### Problem requirements
Write out the data again in full, exactly as it reads.

### Extracted information
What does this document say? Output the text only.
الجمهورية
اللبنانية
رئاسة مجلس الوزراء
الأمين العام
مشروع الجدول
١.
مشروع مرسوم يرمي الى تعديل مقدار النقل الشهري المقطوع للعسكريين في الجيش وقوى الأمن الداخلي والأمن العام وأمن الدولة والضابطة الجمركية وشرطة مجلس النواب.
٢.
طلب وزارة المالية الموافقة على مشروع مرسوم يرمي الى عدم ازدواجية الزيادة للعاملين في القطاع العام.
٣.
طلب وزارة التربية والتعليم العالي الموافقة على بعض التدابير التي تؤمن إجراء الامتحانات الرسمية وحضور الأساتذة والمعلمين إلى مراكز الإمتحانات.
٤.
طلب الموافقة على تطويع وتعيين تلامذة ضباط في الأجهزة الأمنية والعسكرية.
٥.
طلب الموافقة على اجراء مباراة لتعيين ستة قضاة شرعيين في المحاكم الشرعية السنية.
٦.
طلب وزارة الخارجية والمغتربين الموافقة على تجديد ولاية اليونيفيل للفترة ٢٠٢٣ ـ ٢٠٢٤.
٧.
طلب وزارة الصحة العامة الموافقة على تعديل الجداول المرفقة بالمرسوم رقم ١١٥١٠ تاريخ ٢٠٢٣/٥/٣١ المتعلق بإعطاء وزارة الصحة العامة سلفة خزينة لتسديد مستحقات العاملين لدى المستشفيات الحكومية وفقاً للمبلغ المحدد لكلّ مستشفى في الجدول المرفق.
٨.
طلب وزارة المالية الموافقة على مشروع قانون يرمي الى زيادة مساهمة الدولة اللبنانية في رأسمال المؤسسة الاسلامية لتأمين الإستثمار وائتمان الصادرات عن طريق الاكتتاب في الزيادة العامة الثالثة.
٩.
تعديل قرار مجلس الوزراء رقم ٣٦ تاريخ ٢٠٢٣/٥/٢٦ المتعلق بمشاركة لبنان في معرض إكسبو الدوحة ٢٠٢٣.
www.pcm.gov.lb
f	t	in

### The solution
What does this document say? Output the text only.
الجمهورية
اللبنانية
رئاسة مجلس الوزراء
الأمين العام
مشروع الجدول
١.
مشروع مرسوم يرمي الى تعديل مقدار النقل الشهري المقطوع للعسكريين في الجيش وقوى الأمن الداخلي والأمن العام وأمن الدولة والضابطة الجمركية وشرطة مجلس النواب.
٢.
طلب وزارة المالية الموافقة على مشروع مرسوم يرمي الى عدم ازدواجية الزيادة للعاملين في القطاع العام.
٣.
طلب وزارة التربية والتعليم العالي الموافقة على بعض التدابير التي تؤمن إجراء الامتحانات الرسمية وحضور الأساتذة والمعلمين إلى مراكز الإمتحانات.
٤.
طلب الموافقة على تطويع وتعيين تلامذة ضباط في الأجهزة الأمنية والعسكرية.
٥.
طلب الموافقة على اجراء مباراة لتعيين ستة قضاة شرعيين في المحاكم الشرعية السنية.
٦.
طلب وزارة الخارجية والمغتربين الموافقة على تجديد ولاية اليونيفيل للفترة ٢٠٢٣ ـ ٢٠٢٤.
٧.
طلب وزارة الصحة العامة الموافقة على تعديل الجداول المرفقة بالمرسوم رقم ١١٥١٠ تاريخ ٢٠٢٣/٥/٣١ المتعلق بإعطاء وزارة الصحة العامة سلفة خزينة لتسديد مستحقات العاملين لدى المستشفيات الحكومية وفقاً للمبلغ المحدد لكلّ مستشفى في الجدول المرفق.
٨.
طلب وزارة المالية الموافقة على مشروع قانون يرمي الى زيادة مساهمة الدولة اللبنانية في رأسمال المؤسسة الاسلامية لتأمين الإستثمار وائتمان الصادرات عن طريق الاكتتاب في الزيادة العامة الثالثة.
٩.
تعديل قرار مجلس الوزراء رقم ٣٦ تاريخ ٢٠٢٣/٥/٢٦ المتعلق بمشاركة لبنان في معرض إكسبو الدوحة ٢٠٢٣.
www.pcm.gov.lb
f	t	in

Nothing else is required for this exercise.